Return each entry exactly, omitting nothing.

[Extracted data entries]

>>

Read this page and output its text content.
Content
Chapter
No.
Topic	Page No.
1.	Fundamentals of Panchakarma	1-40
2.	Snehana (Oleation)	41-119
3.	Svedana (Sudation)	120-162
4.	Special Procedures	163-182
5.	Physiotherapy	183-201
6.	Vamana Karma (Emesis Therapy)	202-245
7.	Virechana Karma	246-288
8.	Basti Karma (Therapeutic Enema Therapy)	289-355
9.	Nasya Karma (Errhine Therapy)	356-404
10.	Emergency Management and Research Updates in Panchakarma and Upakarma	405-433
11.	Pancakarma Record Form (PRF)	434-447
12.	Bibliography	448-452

<<

## Full output
Read this page and output its text content.
Content
Chapter
No.
Topic	Page No.
1.	Fundamentals of Panchakarma	1-40
2.	Snehana (Oleation)	41-119
3.	Svedana (Sudation)	120-162
4.	Special Procedures	163-182
5.	Physiotherapy	183-201
6.	Vamana Karma (Emesis Therapy)	202-245
7.	Virechana Karma	246-288
8.	Basti Karma (Therapeutic Enema Therapy)	289-355
9.	Nasya Karma (Errhine Therapy)	356-404
10.	Emergency Management and Research Updates in Panchakarma and Upakarma	405-433
11.	Pancakarma Record Form (PRF)	434-447
12.	Bibliography	448-452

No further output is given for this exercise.